Material supplied:
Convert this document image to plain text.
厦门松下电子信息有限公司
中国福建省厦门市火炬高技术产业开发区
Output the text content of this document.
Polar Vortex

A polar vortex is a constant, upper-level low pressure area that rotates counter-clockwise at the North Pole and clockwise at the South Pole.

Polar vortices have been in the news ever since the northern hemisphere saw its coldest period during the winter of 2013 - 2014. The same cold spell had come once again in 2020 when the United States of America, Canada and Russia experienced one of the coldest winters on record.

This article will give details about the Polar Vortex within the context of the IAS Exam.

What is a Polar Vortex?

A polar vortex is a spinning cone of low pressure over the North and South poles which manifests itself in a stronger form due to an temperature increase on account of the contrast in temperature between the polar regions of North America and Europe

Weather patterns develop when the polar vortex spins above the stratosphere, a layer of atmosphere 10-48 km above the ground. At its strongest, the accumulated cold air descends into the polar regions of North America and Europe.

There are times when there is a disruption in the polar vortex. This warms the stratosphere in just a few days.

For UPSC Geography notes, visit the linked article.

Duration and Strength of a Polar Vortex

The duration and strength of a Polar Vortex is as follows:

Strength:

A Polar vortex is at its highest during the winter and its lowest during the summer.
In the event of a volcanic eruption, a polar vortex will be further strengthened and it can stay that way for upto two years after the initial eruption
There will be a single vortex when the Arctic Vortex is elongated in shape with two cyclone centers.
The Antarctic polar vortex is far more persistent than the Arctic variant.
--
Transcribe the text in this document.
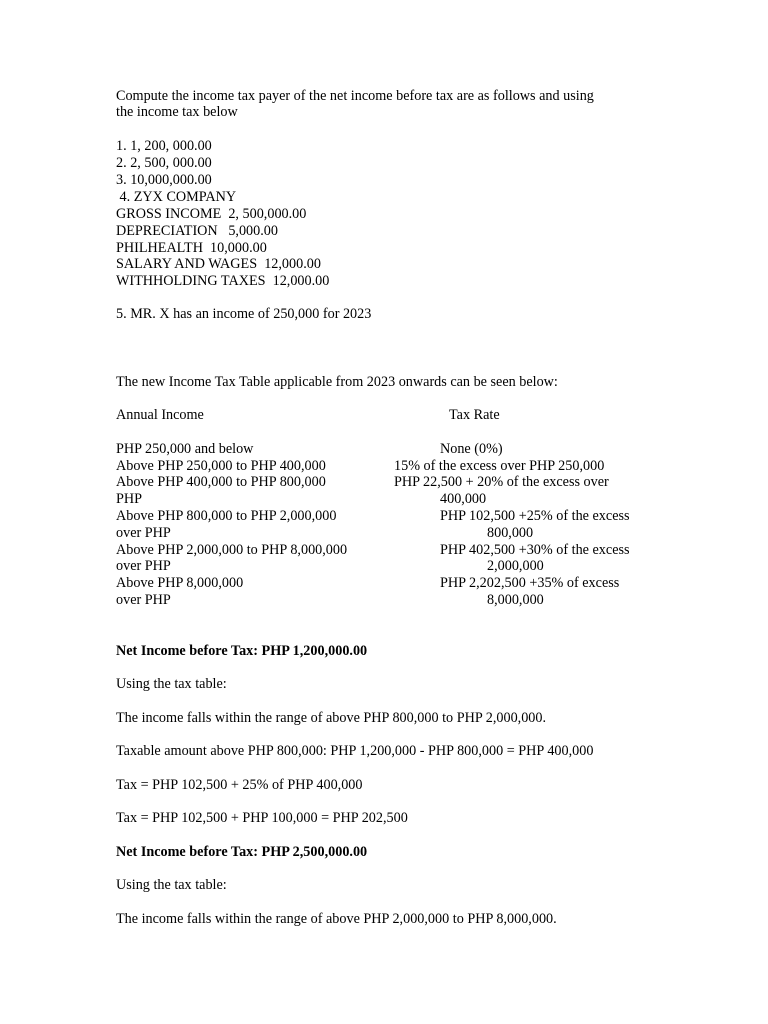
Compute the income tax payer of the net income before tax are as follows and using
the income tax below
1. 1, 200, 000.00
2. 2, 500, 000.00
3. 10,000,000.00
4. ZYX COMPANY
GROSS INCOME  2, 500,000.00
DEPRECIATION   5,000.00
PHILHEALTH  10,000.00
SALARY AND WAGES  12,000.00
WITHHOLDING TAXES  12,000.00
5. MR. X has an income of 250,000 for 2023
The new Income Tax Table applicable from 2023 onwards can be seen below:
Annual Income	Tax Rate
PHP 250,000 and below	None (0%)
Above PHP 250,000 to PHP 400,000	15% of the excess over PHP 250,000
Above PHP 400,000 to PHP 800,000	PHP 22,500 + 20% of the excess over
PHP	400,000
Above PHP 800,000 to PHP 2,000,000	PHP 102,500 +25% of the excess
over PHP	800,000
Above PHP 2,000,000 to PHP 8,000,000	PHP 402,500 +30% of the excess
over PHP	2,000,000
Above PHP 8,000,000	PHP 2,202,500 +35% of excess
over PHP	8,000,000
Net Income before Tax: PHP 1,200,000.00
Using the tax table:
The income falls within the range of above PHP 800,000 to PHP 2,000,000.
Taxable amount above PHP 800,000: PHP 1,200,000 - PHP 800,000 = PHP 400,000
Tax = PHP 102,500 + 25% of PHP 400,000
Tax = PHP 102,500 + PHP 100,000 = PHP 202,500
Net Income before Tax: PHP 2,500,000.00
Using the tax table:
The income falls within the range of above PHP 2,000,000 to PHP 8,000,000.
...
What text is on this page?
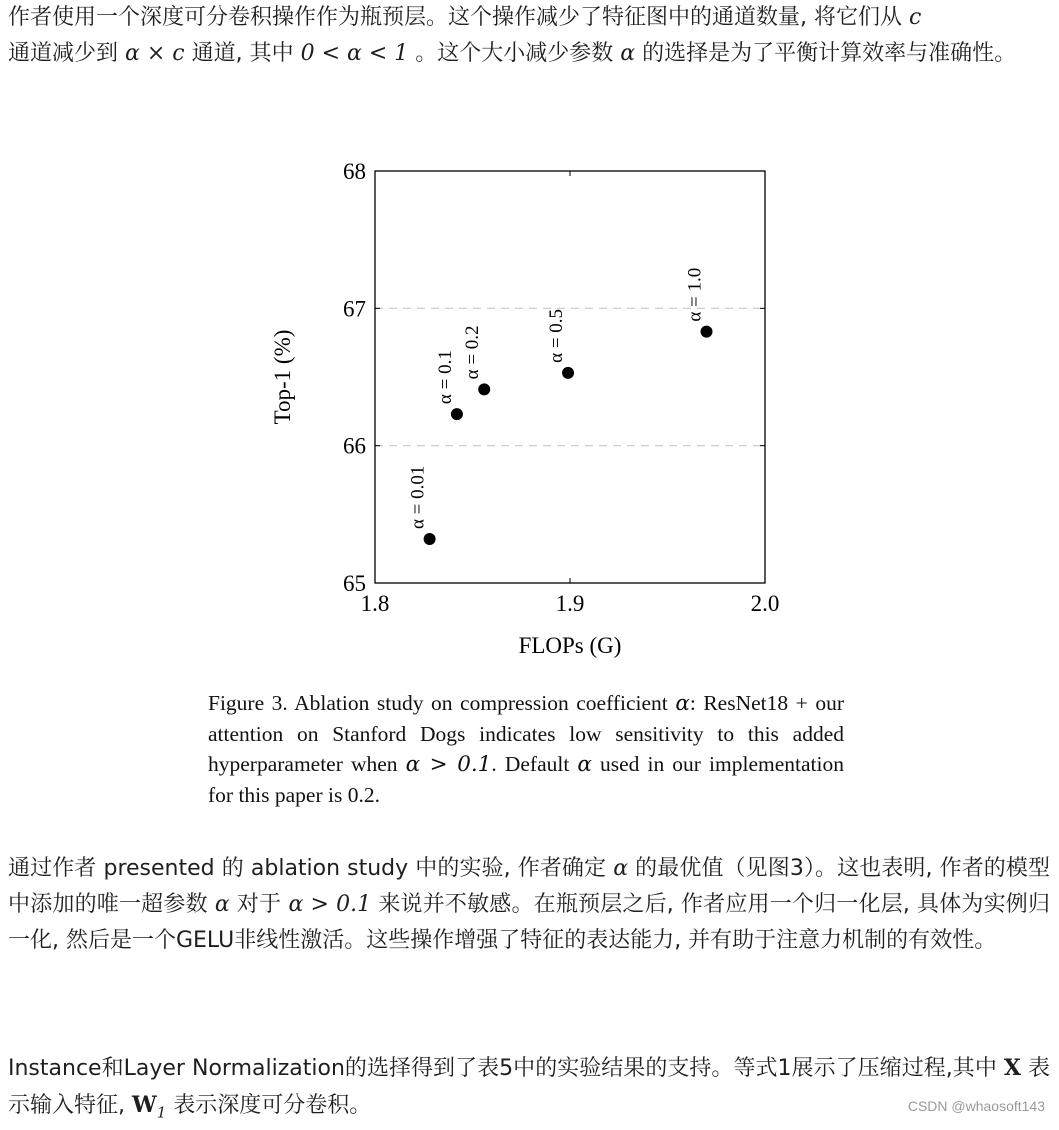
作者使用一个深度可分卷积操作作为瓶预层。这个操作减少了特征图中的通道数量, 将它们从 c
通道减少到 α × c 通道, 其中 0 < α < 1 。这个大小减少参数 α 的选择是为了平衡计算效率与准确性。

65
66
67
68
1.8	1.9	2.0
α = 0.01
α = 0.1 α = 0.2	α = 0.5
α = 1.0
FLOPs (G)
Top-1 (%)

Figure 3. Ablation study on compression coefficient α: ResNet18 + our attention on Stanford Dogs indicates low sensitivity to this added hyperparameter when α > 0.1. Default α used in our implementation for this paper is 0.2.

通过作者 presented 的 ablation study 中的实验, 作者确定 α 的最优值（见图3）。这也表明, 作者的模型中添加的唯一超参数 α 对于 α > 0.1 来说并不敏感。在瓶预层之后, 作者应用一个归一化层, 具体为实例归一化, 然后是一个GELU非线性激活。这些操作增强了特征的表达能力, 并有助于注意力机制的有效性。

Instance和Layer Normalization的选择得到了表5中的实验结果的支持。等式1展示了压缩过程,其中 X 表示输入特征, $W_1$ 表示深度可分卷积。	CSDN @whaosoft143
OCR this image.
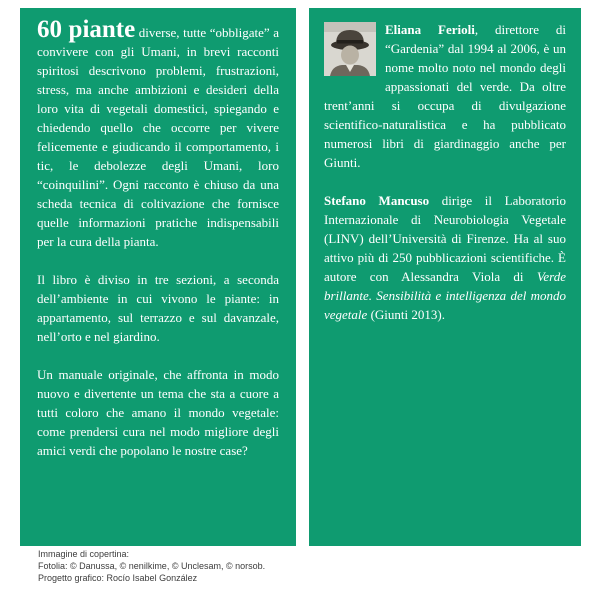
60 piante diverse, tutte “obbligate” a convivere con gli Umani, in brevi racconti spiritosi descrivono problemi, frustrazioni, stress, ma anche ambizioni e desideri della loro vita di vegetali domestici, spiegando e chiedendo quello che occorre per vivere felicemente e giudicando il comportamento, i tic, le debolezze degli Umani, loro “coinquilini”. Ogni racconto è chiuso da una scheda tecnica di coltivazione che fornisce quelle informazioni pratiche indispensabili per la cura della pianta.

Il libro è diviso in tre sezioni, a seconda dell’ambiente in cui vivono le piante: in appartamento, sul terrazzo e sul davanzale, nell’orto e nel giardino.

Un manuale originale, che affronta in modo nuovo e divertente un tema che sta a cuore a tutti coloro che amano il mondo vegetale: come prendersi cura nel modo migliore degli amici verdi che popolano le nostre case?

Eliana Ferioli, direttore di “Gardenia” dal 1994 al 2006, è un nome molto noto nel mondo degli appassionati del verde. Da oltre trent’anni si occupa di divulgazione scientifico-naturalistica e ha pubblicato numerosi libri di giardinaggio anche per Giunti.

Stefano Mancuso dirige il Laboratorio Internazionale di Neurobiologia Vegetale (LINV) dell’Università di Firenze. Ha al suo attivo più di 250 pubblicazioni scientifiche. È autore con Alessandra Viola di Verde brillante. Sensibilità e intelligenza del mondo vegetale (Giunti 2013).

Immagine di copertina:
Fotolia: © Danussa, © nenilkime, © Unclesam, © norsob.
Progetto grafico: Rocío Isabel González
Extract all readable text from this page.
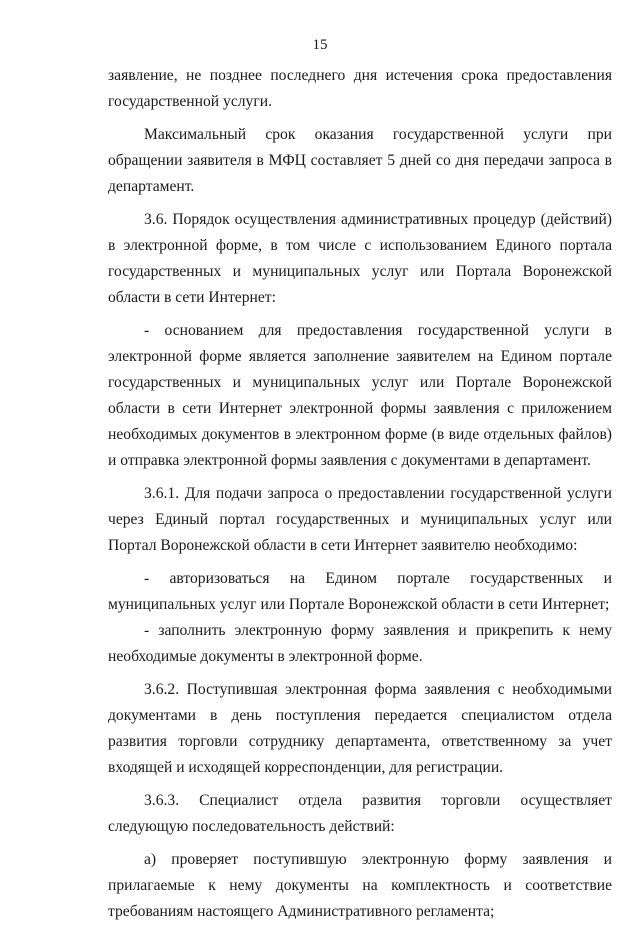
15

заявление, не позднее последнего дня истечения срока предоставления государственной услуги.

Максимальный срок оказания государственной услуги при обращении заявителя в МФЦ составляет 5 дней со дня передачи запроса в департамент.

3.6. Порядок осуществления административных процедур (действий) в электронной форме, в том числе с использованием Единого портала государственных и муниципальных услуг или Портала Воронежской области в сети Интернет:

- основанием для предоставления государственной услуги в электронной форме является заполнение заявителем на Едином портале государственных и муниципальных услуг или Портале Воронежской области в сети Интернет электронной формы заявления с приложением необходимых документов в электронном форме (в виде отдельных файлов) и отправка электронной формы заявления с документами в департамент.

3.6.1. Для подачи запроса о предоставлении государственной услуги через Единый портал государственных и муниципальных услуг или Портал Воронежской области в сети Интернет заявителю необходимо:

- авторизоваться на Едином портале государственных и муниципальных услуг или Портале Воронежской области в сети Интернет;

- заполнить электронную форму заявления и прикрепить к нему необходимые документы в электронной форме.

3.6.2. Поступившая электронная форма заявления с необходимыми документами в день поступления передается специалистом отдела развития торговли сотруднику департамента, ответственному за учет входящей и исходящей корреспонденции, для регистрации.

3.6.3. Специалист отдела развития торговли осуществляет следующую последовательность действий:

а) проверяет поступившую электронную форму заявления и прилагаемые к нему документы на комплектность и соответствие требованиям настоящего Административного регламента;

Exercise prompt:
Filter lines by "anche" and return each hit.

Output below:
60 piante diverse, tutte “obbligate” a convivere con gli Umani, in brevi racconti spiritosi descrivono problemi, frustrazioni, stress, ma anche ambizioni e desideri della loro vita di vegetali domestici, spiegando e chiedendo quello che occorre per vivere felicemente e giudicando il comportamento, i tic, le debolezze degli Umani, loro “coinquilini”. Ogni racconto è chiuso da una scheda tecnica di coltivazione che fornisce quelle informazioni pratiche indispensabili per la cura della pianta.
Eliana Ferioli, direttore di “Gardenia” dal 1994 al 2006, è un nome molto noto nel mondo degli appassionati del verde. Da oltre trent’anni si occupa di divulgazione scientifico-naturalistica e ha pubblicato numerosi libri di giardinaggio anche per Giunti.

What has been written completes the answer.